START EXTRACTED INFORMATION
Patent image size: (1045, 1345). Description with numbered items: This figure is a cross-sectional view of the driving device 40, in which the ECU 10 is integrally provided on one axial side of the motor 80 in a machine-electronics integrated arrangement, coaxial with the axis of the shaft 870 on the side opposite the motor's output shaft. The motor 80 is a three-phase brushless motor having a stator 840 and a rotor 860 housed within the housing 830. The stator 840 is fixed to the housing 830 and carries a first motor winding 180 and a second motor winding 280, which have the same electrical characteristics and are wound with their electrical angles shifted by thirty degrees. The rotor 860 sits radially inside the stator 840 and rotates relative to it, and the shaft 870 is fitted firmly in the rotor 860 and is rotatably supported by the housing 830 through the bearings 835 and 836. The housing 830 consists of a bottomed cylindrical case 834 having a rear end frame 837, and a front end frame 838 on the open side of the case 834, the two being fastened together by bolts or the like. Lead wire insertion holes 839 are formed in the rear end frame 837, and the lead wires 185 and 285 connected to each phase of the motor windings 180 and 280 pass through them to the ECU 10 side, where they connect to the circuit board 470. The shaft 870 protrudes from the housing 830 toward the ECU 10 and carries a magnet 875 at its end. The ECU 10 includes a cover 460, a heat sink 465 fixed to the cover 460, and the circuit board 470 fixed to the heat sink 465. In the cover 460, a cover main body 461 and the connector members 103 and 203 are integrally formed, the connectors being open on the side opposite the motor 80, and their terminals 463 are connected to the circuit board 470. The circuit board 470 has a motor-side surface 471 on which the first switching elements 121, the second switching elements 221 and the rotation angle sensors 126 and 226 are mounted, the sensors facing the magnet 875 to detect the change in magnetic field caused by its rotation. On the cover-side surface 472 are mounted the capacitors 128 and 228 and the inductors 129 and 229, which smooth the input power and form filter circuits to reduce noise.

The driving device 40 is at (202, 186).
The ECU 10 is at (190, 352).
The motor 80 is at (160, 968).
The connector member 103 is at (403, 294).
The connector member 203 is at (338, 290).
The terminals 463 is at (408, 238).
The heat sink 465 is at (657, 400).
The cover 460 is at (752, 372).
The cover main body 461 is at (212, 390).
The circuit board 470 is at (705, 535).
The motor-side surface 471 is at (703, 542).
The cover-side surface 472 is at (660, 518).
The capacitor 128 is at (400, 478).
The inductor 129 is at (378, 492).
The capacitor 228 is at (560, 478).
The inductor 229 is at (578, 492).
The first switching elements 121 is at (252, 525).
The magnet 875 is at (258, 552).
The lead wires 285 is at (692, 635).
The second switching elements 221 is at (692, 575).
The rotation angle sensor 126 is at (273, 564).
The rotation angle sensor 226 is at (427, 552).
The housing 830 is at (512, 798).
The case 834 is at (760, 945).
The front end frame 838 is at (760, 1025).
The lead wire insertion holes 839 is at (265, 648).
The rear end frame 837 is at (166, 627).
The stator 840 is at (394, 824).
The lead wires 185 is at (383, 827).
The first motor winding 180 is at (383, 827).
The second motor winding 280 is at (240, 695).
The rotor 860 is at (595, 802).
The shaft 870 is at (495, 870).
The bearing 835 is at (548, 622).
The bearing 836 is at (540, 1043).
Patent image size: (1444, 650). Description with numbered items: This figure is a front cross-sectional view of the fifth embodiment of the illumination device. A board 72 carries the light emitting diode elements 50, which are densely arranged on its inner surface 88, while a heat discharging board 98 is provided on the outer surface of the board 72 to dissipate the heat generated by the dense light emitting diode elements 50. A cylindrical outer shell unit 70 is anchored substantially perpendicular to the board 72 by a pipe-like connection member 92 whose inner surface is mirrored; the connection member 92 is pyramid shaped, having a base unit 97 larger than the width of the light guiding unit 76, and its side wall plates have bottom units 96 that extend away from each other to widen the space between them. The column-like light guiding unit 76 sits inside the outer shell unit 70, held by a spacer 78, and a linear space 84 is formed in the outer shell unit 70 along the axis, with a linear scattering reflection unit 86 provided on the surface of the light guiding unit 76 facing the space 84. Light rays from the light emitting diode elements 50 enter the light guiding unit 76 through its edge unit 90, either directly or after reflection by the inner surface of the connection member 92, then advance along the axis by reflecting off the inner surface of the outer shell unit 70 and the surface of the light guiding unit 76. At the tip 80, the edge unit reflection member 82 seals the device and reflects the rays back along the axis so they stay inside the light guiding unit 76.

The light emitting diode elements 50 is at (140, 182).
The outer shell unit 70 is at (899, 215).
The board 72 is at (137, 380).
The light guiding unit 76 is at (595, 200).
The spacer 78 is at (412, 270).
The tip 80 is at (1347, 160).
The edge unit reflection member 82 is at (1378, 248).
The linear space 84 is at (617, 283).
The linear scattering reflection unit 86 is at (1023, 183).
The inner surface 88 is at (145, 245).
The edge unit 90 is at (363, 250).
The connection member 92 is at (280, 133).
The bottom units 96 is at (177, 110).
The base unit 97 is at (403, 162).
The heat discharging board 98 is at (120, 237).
END EXTRACTED INFORMATION
◆ **TO BE DONE**
Render the lines above as a Markdown table with columns headed Row and Line, numbering every line in order and leaving out the blank lines.

◆ **RESPONSE BELOW**
| Row | Line |
|---|---|
| 1 | Patent image size: (1045, 1345). Description with numbered items: This figure is a cross-sectional view of the driving device 40, in which the ECU 10 is integrally provided on one axial side of the motor 80 in a machine-electronics integrated arrangement, coaxial with the axis of the shaft 870 on the side opposite the motor's output shaft. The motor 80 is a three-phase brushless motor having a stator 840 and a rotor 860 housed within the housing 830. The stator 840 is fixed to the housing 830 and carries a first motor winding 180 and a second motor winding 280, which have the same electrical characteristics and are wound with their electrical angles shifted by thirty degrees. The rotor 860 sits radially inside the stator 840 and rotates relative to it, and the shaft 870 is fitted firmly in the rotor 860 and is rotatably supported by the housing 830 through the bearings 835 and 836. The housing 830 consists of a bottomed cylindrical case 834 having a rear end frame 837, and a front end frame 838 on the open side of the case 834, the two being fastened together by bolts or the like. Lead wire insertion holes 839 are formed in the rear end frame 837, and the lead wires 185 and 285 connected to each phase of the motor windings 180 and 280 pass through them to the ECU 10 side, where they connect to the circuit board 470. The shaft 870 protrudes from the housing 830 toward the ECU 10 and carries a magnet 875 at its end. The ECU 10 includes a cover 460, a heat sink 465 fixed to the cover 460, and the circuit board 470 fixed to the heat sink 465. In the cover 460, a cover main body 461 and the connector members 103 and 203 are integrally formed, the connectors being open on the side opposite the motor 80, and their terminals 463 are connected to the circuit board 470. The circuit board 470 has a motor-side surface 471 on which the first switching elements 121, the second switching elements 221 and the rotation angle sensors 126 and 226 are mounted, the sensors facing the magnet 875 to detect the change in magnetic field caused by its rotation. On the cover-side surface 472 are mounted the capacitors 128 and 228 and the inductors 129 and 229, which smooth the input power and form filter circuits to reduce noise. |
| 2 | The driving device 40 is at (202, 186). |
| 3 | The ECU 10 is at (190, 352). |
| 4 | The motor 80 is at (160, 968). |
| 5 | The connector member 103 is at (403, 294). |
| 6 | The connector member 203 is at (338, 290). |
| 7 | The terminals 463 is at (408, 238). |
| 8 | The heat sink 465 is at (657, 400). |
| 9 | The cover 460 is at (752, 372). |
| 10 | The cover main body 461 is at (212, 390). |
| 11 | The circuit board 470 is at (705, 535). |
| 12 | The motor-side surface 471 is at (703, 542). |
| 13 | The cover-side surface 472 is at (660, 518). |
| 14 | The capacitor 128 is at (400, 478). |
| 15 | The inductor 129 is at (378, 492). |
| 16 | The capacitor 228 is at (560, 478). |
| 17 | The inductor 229 is at (578, 492). |
| 18 | The first switching elements 121 is at (252, 525). |
| 19 | The magnet 875 is at (258, 552). |
| 20 | The lead wires 285 is at (692, 635). |
| 21 | The second switching elements 221 is at (692, 575). |
| 22 | The rotation angle sensor 126 is at (273, 564). |
| 23 | The rotation angle sensor 226 is at (427, 552). |
| 24 | The housing 830 is at (512, 798). |
| 25 | The case 834 is at (760, 945). |
| 26 | The front end frame 838 is at (760, 1025). |
| 27 | The lead wire insertion holes 839 is at (265, 648). |
| 28 | The rear end frame 837 is at (166, 627). |
| 29 | The stator 840 is at (394, 824). |
| 30 | The lead wires 185 is at (383, 827). |
| 31 | The first motor winding 180 is at (383, 827). |
| 32 | The second motor winding 280 is at (240, 695). |
| 33 | The rotor 860 is at (595, 802). |
| 34 | The shaft 870 is at (495, 870). |
| 35 | The bearing 835 is at (548, 622). |
| 36 | The bearing 836 is at (540, 1043). |
| 37 | Patent image size: (1444, 650). Description with numbered items: This figure is a front cross-sectional view of the fifth embodiment of the illumination device. A board 72 carries the light emitting diode elements 50, which are densely arranged on its inner surface 88, while a heat discharging board 98 is provided on the outer surface of the board 72 to dissipate the heat generated by the dense light emitting diode elements 50. A cylindrical outer shell unit 70 is anchored substantially perpendicular to the board 72 by a pipe-like connection member 92 whose inner surface is mirrored; the connection member 92 is pyramid shaped, having a base unit 97 larger than the width of the light guiding unit 76, and its side wall plates have bottom units 96 that extend away from each other to widen the space between them. The column-like light guiding unit 76 sits inside the outer shell unit 70, held by a spacer 78, and a linear space 84 is formed in the outer shell unit 70 along the axis, with a linear scattering reflection unit 86 provided on the surface of the light guiding unit 76 facing the space 84. Light rays from the light emitting diode elements 50 enter the light guiding unit 76 through its edge unit 90, either directly or after reflection by the inner surface of the connection member 92, then advance along the axis by reflecting off the inner surface of the outer shell unit 70 and the surface of the light guiding unit 76. At the tip 80, the edge unit reflection member 82 seals the device and reflects the rays back along the axis so they stay inside the light guiding unit 76. |
| 38 | The light emitting diode elements 50 is at (140, 182). |
| 39 | The outer shell unit 70 is at (899, 215). |
| 40 | The board 72 is at (137, 380). |
| 41 | The light guiding unit 76 is at (595, 200). |
| 42 | The spacer 78 is at (412, 270). |
| 43 | The tip 80 is at (1347, 160). |
| 44 | The edge unit reflection member 82 is at (1378, 248). |
| 45 | The linear space 84 is at (617, 283). |
| 46 | The linear scattering reflection unit 86 is at (1023, 183). |
| 47 | The inner surface 88 is at (145, 245). |
| 48 | The edge unit 90 is at (363, 250). |
| 49 | The connection member 92 is at (280, 133). |
| 50 | The bottom units 96 is at (177, 110). |
| 51 | The base unit 97 is at (403, 162). |
| 52 | The heat discharging board 98 is at (120, 237). |